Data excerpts
· · · ·

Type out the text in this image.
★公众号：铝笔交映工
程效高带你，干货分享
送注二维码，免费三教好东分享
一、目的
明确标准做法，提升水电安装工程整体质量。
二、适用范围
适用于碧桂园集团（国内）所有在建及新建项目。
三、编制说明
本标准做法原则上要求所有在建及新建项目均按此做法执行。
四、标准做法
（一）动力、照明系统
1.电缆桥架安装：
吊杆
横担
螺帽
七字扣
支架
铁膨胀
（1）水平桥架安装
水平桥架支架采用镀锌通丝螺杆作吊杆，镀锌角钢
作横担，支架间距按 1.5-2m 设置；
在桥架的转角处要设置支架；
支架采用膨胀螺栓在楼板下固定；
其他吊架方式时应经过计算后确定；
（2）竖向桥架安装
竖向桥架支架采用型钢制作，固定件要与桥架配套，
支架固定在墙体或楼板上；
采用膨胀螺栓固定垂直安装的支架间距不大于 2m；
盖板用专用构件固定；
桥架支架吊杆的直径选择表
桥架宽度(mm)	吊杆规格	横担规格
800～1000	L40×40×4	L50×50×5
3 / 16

· · · ·

#### SET TASK:
Nothing may be left out: return each entry exactly as it reads.

#### TASK ANSWER:
Type out the text in this image.
★公众号：铝笔交映工
程效高带你，干货分享
送注二维码，免费三教好东分享
一、目的
明确标准做法，提升水电安装工程整体质量。
二、适用范围
适用于碧桂园集团（国内）所有在建及新建项目。
三、编制说明
本标准做法原则上要求所有在建及新建项目均按此做法执行。
四、标准做法
（一）动力、照明系统
1.电缆桥架安装：
吊杆
横担
螺帽
七字扣
支架
铁膨胀
（1）水平桥架安装
水平桥架支架采用镀锌通丝螺杆作吊杆，镀锌角钢
作横担，支架间距按 1.5-2m 设置；
在桥架的转角处要设置支架；
支架采用膨胀螺栓在楼板下固定；
其他吊架方式时应经过计算后确定；
（2）竖向桥架安装
竖向桥架支架采用型钢制作，固定件要与桥架配套，
支架固定在墙体或楼板上；
采用膨胀螺栓固定垂直安装的支架间距不大于 2m；
盖板用专用构件固定；
桥架支架吊杆的直径选择表
桥架宽度(mm)	吊杆规格	横担规格
800～1000	L40×40×4	L50×50×5
3 / 16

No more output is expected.